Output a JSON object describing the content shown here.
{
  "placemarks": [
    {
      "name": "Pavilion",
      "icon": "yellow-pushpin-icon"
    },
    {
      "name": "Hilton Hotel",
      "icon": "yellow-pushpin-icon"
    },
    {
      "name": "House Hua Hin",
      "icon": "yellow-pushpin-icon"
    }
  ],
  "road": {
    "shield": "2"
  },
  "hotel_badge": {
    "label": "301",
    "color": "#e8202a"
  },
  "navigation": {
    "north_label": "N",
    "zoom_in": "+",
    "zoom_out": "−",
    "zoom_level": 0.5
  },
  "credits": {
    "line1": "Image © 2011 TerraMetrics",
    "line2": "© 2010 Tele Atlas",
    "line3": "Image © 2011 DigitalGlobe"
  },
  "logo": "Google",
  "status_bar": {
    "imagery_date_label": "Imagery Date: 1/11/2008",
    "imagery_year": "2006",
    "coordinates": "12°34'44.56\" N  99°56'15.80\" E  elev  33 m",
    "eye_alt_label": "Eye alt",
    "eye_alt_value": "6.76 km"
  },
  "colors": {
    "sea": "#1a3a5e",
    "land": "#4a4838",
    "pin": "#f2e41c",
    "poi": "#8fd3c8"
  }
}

● ● ● ●

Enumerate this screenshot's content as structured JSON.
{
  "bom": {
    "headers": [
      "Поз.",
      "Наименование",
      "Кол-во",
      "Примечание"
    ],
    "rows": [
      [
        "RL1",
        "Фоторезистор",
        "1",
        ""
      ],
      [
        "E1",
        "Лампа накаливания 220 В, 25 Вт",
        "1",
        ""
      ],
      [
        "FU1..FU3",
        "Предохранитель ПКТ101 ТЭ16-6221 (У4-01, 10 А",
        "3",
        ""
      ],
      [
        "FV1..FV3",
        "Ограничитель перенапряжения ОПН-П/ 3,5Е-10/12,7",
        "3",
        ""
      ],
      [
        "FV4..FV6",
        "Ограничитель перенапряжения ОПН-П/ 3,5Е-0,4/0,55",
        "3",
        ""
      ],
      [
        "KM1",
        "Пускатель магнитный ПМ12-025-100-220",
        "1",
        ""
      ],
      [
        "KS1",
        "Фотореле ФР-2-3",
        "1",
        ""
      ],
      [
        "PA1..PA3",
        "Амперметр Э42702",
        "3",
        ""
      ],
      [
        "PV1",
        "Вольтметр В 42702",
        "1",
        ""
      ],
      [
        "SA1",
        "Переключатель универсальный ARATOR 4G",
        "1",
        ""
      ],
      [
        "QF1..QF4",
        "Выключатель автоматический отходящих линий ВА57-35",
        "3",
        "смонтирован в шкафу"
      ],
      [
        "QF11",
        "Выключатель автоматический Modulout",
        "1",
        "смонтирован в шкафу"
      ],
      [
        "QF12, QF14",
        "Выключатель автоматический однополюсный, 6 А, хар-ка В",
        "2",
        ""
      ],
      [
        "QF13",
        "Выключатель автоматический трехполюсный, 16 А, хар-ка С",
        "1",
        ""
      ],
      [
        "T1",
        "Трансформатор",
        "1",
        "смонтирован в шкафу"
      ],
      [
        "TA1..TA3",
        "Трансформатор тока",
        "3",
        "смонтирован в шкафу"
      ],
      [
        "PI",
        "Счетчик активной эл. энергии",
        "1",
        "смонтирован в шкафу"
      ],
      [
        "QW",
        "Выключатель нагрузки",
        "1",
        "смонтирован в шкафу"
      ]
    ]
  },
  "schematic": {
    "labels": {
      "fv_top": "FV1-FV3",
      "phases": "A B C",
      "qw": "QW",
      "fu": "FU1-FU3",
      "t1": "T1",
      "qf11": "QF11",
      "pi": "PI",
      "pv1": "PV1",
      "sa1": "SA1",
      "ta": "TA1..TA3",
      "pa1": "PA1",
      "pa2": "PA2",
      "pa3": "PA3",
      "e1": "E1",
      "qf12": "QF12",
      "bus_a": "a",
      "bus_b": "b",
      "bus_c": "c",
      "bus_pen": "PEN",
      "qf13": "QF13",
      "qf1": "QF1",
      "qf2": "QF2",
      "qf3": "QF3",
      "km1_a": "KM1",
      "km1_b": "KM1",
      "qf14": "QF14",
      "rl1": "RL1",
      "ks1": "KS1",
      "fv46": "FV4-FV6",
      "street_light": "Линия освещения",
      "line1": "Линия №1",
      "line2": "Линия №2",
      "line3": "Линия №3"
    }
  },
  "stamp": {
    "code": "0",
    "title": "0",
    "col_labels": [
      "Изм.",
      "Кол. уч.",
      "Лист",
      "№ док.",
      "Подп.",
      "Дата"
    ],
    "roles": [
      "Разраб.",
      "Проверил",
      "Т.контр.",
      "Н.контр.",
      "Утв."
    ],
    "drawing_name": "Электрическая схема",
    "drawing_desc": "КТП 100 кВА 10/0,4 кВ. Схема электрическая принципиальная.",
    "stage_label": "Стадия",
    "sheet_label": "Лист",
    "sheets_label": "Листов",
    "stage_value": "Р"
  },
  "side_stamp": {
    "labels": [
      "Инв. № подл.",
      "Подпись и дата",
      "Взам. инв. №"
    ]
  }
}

● ● ● ●

In the listing, find each line with the string "перенапряжения" and copy it.

RESULT FOR THIS TASK:
        "Ограничитель перенапряжения ОПН-П/ 3,5Е-10/12,7",
        "Ограничитель перенапряжения ОПН-П/ 3,5Е-0,4/0,55",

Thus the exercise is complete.